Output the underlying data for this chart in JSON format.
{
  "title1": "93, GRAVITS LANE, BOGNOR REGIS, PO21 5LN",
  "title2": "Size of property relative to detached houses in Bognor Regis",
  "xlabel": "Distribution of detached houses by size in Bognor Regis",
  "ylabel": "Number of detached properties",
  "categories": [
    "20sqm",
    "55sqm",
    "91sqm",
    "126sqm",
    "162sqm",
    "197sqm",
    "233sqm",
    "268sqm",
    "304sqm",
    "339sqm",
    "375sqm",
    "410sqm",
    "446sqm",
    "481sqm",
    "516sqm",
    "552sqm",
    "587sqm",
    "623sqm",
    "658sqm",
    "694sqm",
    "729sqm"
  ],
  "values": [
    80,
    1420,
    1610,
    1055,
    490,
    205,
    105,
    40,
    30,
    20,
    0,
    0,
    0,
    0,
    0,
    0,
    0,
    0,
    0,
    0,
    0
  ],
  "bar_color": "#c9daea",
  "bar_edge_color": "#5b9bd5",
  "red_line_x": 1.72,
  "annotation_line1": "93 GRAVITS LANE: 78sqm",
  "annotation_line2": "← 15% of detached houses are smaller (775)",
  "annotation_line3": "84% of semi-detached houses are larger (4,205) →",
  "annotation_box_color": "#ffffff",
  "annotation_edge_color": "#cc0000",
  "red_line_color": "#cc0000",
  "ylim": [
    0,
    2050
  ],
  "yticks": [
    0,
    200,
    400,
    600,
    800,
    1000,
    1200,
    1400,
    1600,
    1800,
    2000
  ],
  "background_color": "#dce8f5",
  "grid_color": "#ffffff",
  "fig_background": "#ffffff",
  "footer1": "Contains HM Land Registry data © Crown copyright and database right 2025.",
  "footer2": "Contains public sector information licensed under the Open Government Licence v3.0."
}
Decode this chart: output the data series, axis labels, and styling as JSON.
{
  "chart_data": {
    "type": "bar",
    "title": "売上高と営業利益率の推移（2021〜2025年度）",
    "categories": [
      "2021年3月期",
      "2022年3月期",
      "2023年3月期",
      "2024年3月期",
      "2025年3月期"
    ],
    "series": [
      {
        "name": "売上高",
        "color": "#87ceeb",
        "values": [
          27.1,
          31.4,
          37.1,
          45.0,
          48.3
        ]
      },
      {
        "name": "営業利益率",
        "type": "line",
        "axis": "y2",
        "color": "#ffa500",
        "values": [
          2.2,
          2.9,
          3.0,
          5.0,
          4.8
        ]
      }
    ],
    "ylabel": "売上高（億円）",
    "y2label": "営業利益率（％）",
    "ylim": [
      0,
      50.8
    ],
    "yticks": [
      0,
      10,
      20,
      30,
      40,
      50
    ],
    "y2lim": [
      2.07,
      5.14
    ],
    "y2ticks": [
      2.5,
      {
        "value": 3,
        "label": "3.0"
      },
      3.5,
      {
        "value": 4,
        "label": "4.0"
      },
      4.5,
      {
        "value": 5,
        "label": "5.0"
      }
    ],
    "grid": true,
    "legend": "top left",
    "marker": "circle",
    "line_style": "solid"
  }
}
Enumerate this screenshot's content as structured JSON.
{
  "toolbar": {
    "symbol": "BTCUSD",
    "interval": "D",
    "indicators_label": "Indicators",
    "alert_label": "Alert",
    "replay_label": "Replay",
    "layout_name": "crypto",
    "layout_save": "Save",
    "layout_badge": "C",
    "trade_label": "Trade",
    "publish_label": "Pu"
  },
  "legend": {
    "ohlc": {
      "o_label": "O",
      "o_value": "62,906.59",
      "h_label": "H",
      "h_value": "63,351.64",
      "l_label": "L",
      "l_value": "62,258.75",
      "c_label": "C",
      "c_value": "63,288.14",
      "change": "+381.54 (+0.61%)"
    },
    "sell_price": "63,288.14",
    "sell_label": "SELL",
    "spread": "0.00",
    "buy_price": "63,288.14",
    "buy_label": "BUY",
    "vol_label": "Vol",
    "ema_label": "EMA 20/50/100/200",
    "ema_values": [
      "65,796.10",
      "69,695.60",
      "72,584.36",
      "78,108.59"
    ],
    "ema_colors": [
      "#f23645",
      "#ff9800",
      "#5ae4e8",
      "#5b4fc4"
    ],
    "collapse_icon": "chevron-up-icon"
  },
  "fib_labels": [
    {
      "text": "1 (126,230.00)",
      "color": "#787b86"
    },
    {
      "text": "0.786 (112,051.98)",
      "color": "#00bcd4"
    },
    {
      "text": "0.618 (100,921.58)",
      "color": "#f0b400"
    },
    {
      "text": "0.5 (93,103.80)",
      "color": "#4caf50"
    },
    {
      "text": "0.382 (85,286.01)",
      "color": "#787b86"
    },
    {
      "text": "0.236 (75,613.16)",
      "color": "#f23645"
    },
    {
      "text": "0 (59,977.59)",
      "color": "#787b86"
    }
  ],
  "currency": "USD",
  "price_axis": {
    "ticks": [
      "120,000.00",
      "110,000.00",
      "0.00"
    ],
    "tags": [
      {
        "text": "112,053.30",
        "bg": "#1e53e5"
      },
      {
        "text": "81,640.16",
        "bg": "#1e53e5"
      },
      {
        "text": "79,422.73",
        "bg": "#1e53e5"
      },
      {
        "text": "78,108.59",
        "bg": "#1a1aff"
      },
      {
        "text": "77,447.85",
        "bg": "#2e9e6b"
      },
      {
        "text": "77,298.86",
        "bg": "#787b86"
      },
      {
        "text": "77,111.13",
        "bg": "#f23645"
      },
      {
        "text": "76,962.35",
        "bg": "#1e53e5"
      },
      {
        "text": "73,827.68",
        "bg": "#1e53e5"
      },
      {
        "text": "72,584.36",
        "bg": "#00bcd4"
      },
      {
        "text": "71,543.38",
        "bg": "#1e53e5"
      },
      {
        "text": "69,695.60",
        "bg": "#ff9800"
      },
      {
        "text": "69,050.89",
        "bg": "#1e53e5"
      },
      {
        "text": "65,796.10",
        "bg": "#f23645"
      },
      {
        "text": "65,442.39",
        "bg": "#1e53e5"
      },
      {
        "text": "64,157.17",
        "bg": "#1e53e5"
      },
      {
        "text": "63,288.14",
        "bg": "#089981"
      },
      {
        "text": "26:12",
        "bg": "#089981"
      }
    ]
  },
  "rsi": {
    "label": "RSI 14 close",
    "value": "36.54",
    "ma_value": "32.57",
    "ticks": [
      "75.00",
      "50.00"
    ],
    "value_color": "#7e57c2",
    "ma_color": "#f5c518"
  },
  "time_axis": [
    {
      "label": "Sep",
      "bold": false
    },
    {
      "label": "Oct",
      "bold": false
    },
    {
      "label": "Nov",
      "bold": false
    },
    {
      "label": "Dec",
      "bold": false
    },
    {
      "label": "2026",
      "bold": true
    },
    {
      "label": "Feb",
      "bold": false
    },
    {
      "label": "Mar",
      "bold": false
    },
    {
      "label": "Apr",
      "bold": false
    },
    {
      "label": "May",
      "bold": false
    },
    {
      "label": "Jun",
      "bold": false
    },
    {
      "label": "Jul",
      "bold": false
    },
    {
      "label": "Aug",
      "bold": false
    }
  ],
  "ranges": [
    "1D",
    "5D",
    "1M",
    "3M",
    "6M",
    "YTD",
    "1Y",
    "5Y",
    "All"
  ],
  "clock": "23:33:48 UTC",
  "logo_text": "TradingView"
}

---------------

Written exercise: Examine the records and pull out every line where the string "houses" occurs.

Solution for this task:
  "title2": "Size of property relative to detached houses in Bognor Regis",
  "xlabel": "Distribution of detached houses by size in Bognor Regis",
  "annotation_line2": "← 15% of detached houses are smaller (775)",
  "annotation_line3": "84% of semi-detached houses are larger (4,205) →",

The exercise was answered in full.